• JOB: Tally the lines in the records underneath that contain the string "JSON", and state the figure by itself.

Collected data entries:
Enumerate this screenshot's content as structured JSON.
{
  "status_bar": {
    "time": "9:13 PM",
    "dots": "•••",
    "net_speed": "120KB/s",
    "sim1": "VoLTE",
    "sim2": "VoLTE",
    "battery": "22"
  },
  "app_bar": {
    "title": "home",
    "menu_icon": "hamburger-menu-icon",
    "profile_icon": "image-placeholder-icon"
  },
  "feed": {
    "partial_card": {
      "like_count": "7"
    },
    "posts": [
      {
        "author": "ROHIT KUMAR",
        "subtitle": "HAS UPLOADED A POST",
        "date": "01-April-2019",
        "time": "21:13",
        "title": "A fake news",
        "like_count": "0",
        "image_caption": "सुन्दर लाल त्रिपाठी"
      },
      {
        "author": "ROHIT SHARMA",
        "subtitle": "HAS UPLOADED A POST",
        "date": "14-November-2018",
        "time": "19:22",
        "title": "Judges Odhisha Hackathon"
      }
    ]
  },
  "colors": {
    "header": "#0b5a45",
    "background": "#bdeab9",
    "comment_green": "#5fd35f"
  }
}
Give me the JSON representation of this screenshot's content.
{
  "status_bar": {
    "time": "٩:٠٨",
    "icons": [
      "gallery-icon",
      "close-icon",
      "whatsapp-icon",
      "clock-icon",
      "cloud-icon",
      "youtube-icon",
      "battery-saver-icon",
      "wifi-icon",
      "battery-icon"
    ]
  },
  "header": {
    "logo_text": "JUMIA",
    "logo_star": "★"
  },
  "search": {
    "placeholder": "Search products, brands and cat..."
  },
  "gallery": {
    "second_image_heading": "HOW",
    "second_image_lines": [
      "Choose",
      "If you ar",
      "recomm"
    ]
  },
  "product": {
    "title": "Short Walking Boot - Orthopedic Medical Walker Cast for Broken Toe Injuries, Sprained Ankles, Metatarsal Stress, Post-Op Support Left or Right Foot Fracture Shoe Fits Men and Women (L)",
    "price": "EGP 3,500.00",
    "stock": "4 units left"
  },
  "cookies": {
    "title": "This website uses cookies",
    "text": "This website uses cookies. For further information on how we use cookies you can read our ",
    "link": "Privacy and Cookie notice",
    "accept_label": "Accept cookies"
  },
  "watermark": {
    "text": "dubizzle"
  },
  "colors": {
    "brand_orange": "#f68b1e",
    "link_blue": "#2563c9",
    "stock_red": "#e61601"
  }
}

• WRITTEN ANSWER: 2